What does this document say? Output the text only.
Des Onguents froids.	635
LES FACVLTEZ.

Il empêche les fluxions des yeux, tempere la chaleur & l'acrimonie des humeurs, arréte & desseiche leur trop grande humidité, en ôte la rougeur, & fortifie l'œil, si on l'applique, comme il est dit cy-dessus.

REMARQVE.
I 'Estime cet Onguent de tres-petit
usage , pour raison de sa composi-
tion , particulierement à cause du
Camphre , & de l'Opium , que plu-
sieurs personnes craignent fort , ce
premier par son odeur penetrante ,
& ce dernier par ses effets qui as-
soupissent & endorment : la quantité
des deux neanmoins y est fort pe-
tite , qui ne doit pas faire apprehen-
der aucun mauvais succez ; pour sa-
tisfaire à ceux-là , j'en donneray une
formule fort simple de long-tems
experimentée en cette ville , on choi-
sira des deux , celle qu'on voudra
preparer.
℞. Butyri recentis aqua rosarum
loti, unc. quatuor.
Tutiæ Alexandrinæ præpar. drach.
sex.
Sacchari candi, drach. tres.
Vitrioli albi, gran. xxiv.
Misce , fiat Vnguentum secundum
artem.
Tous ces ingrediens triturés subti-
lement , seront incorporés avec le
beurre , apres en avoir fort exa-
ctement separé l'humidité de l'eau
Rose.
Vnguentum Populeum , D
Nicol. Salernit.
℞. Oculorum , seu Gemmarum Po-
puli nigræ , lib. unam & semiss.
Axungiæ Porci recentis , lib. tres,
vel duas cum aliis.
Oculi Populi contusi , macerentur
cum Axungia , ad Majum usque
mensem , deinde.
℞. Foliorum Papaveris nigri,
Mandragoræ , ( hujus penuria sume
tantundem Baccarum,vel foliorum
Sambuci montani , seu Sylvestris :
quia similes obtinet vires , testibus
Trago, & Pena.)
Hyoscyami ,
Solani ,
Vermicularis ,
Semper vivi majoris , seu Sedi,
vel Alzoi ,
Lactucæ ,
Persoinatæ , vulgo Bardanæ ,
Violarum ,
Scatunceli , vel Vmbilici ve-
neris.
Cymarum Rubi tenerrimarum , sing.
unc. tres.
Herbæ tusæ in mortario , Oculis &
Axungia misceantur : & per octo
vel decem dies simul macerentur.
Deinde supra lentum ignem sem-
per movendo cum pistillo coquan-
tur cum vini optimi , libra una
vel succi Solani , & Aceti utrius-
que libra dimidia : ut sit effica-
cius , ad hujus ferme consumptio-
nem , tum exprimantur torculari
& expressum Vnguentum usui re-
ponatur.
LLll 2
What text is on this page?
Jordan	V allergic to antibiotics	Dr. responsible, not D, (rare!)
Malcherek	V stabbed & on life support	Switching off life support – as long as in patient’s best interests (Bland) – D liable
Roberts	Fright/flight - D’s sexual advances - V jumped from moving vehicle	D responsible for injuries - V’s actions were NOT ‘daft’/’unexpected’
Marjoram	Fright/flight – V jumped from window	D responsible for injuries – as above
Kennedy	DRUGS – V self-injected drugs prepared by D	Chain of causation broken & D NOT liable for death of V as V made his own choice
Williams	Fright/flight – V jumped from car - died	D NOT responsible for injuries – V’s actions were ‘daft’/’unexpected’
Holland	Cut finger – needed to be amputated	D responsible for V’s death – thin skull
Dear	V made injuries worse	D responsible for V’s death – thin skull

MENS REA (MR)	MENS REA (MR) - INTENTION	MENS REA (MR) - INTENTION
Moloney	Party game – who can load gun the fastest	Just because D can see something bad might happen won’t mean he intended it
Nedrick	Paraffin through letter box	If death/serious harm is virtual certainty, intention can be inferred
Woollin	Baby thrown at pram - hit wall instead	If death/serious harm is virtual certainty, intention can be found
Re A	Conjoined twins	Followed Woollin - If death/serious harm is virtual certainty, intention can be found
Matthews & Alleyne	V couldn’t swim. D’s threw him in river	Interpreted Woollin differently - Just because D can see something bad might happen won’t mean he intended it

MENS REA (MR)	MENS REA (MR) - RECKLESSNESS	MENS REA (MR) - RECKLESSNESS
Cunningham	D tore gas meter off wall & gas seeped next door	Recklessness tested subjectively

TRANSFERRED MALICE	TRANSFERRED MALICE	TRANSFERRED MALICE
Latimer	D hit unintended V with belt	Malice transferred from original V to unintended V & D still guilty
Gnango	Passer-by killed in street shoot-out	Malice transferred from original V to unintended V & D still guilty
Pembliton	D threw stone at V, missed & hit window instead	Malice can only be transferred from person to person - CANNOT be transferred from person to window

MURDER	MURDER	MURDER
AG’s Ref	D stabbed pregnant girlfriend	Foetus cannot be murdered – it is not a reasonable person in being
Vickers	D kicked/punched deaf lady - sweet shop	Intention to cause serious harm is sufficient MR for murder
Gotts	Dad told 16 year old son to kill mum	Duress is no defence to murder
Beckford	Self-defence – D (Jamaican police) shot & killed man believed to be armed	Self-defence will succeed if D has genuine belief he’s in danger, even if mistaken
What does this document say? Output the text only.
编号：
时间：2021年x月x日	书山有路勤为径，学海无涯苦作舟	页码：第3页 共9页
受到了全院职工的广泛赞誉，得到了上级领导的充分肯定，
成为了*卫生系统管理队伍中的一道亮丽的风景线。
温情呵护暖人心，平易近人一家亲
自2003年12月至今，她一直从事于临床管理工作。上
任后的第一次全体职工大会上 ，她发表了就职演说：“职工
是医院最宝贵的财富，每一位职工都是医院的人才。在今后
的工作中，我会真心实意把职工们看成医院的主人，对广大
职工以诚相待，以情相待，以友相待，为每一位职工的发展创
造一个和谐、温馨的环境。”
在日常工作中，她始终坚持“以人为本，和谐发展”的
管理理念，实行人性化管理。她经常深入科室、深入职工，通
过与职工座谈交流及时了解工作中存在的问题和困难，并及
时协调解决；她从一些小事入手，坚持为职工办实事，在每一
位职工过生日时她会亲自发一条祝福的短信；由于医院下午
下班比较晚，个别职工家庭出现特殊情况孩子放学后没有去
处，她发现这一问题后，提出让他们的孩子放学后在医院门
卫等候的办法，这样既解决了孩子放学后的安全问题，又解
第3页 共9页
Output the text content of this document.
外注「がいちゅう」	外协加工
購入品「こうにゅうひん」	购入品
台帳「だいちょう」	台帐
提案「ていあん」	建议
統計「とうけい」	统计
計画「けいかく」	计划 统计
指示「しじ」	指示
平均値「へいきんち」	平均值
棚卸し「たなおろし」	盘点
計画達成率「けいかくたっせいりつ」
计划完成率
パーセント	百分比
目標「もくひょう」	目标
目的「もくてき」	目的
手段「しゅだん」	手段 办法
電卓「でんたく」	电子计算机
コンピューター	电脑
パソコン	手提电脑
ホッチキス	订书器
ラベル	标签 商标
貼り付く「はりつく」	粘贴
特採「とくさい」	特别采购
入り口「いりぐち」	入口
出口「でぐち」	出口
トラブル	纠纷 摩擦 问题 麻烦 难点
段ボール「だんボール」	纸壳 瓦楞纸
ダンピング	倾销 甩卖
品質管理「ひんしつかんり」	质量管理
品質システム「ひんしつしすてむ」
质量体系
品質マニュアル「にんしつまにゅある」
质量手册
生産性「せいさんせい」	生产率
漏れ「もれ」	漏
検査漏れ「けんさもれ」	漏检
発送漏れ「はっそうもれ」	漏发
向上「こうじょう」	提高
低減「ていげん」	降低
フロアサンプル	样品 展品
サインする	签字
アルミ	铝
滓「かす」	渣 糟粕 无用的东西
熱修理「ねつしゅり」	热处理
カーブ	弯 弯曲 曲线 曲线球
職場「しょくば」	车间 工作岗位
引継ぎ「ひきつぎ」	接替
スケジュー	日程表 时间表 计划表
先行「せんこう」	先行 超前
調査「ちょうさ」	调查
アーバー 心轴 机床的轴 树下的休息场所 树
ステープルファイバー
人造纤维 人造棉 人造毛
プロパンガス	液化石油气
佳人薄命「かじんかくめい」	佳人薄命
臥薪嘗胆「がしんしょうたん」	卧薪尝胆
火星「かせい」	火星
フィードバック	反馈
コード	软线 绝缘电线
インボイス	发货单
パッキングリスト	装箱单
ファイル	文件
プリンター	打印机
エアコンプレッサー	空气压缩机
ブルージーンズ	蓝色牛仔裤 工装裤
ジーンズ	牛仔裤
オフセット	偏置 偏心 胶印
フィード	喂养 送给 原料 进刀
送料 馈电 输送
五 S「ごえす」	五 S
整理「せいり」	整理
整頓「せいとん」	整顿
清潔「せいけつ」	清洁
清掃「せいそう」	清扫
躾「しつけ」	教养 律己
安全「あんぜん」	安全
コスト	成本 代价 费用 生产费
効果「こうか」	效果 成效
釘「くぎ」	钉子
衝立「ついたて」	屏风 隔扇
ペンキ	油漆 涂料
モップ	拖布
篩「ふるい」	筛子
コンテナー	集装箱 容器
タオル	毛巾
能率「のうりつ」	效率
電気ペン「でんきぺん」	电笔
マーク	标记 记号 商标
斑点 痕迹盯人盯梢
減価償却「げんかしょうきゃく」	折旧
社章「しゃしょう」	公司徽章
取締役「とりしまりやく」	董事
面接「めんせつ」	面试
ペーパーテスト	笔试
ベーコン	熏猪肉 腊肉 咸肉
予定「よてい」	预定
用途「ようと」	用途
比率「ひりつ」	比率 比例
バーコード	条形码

Exercise task: Count the lines in the records above that hold the word "unintended", and give only that number.

The solution: 2